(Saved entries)
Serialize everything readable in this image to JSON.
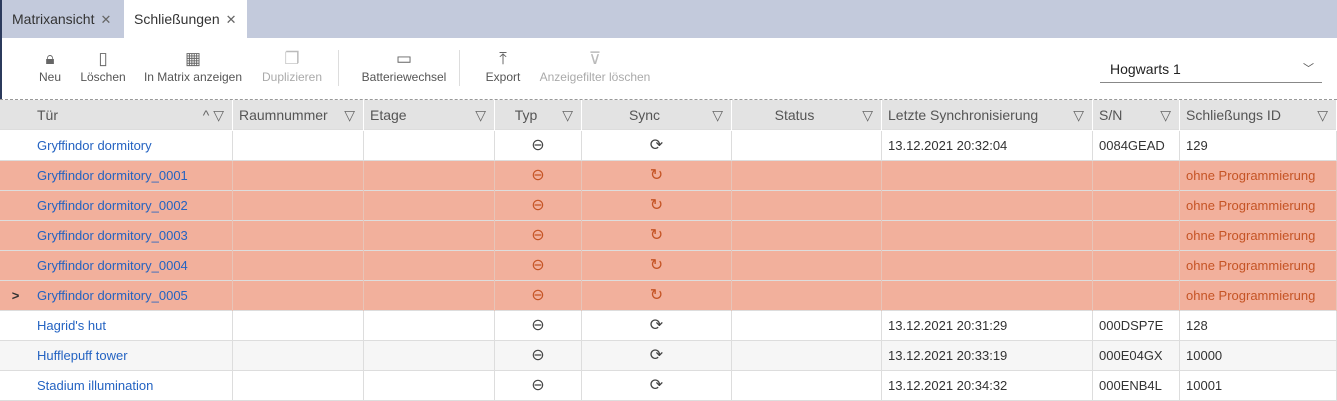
{
  "tabs": [
    {
      "label": "Matrixansicht",
      "active": false
    },
    {
      "label": "Schließungen",
      "active": true
    }
  ],
  "toolbar": {
    "new": "Neu",
    "delete": "Löschen",
    "matrix": "In Matrix anzeigen",
    "duplicate": "Duplizieren",
    "battery": "Batteriewechsel",
    "export": "Export",
    "clear_filter": "Anzeigefilter löschen"
  },
  "location": {
    "selected": "Hogwarts 1"
  },
  "columns": [
    "Tür",
    "Raumnummer",
    "Etage",
    "Typ",
    "Sync",
    "Status",
    "Letzte Synchronisierung",
    "S/N",
    "Schließungs ID"
  ],
  "colors": {
    "error_row": "#f2b09c",
    "link": "#2463c2",
    "error_text": "#c55425"
  },
  "rows": [
    {
      "door": "Gryffindor dormitory",
      "sync": "13.12.2021 20:32:04",
      "sn": "0084GEAD",
      "id": "129",
      "state": "ok"
    },
    {
      "door": "Gryffindor dormitory_0001",
      "sync": "",
      "sn": "",
      "id": "ohne Programmierung",
      "state": "error"
    },
    {
      "door": "Gryffindor dormitory_0002",
      "sync": "",
      "sn": "",
      "id": "ohne Programmierung",
      "state": "error"
    },
    {
      "door": "Gryffindor dormitory_0003",
      "sync": "",
      "sn": "",
      "id": "ohne Programmierung",
      "state": "error"
    },
    {
      "door": "Gryffindor dormitory_0004",
      "sync": "",
      "sn": "",
      "id": "ohne Programmierung",
      "state": "error"
    },
    {
      "door": "Gryffindor dormitory_0005",
      "sync": "",
      "sn": "",
      "id": "ohne Programmierung",
      "state": "error",
      "current": true
    },
    {
      "door": "Hagrid's hut",
      "sync": "13.12.2021 20:31:29",
      "sn": "000DSP7E",
      "id": "128",
      "state": "ok"
    },
    {
      "door": "Hufflepuff tower",
      "sync": "13.12.2021 20:33:19",
      "sn": "000E04GX",
      "id": "10000",
      "state": "ok"
    },
    {
      "door": "Stadium illumination",
      "sync": "13.12.2021 20:34:32",
      "sn": "000ENB4L",
      "id": "10001",
      "state": "ok"
    }
  ]
}
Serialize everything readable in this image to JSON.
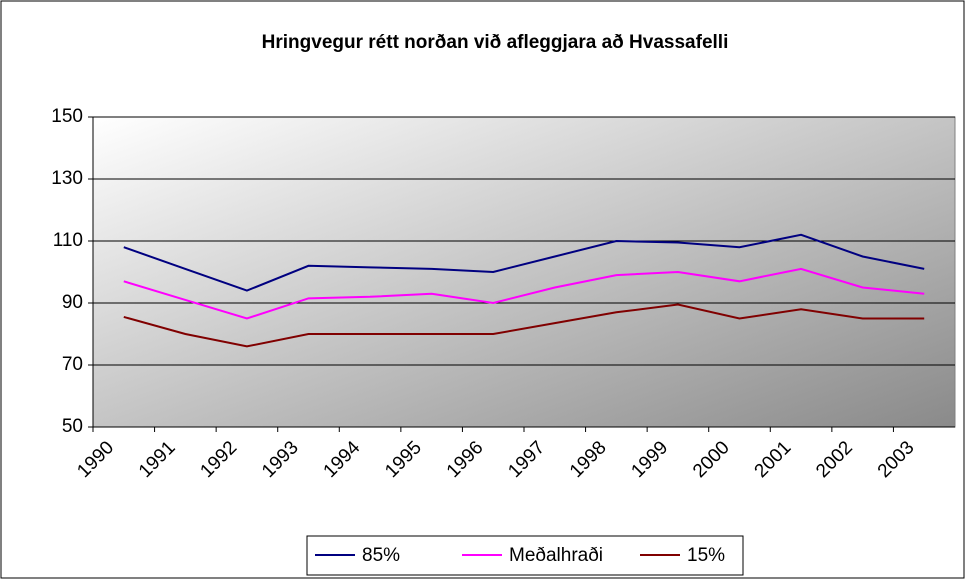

» Your task:
Produce an exact copy of each line of data, skipping embedded images.

» Task answer:
Serialize everything readable in this image to JSON.
{
  "tabs": [
    {
      "label": "Matrixansicht",
      "active": false
    },
    {
      "label": "Schließungen",
      "active": true
    }
  ],
  "toolbar": {
    "new": "Neu",
    "delete": "Löschen",
    "matrix": "In Matrix anzeigen",
    "duplicate": "Duplizieren",
    "battery": "Batteriewechsel",
    "export": "Export",
    "clear_filter": "Anzeigefilter löschen"
  },
  "location": {
    "selected": "Hogwarts 1"
  },
  "columns": [
    "Tür",
    "Raumnummer",
    "Etage",
    "Typ",
    "Sync",
    "Status",
    "Letzte Synchronisierung",
    "S/N",
    "Schließungs ID"
  ],
  "colors": {
    "error_row": "#f2b09c",
    "link": "#2463c2",
    "error_text": "#c55425"
  },
  "rows": [
    {
      "door": "Gryffindor dormitory",
      "sync": "13.12.2021 20:32:04",
      "sn": "0084GEAD",
      "id": "129",
      "state": "ok"
    },
    {
      "door": "Gryffindor dormitory_0001",
      "sync": "",
      "sn": "",
      "id": "ohne Programmierung",
      "state": "error"
    },
    {
      "door": "Gryffindor dormitory_0002",
      "sync": "",
      "sn": "",
      "id": "ohne Programmierung",
      "state": "error"
    },
    {
      "door": "Gryffindor dormitory_0003",
      "sync": "",
      "sn": "",
      "id": "ohne Programmierung",
      "state": "error"
    },
    {
      "door": "Gryffindor dormitory_0004",
      "sync": "",
      "sn": "",
      "id": "ohne Programmierung",
      "state": "error"
    },
    {
      "door": "Gryffindor dormitory_0005",
      "sync": "",
      "sn": "",
      "id": "ohne Programmierung",
      "state": "error",
      "current": true
    },
    {
      "door": "Hagrid's hut",
      "sync": "13.12.2021 20:31:29",
      "sn": "000DSP7E",
      "id": "128",
      "state": "ok"
    },
    {
      "door": "Hufflepuff tower",
      "sync": "13.12.2021 20:33:19",
      "sn": "000E04GX",
      "id": "10000",
      "state": "ok"
    },
    {
      "door": "Stadium illumination",
      "sync": "13.12.2021 20:34:32",
      "sn": "000ENB4L",
      "id": "10001",
      "state": "ok"
    }
  ]
}
Serialize everything readable in this image to JSON.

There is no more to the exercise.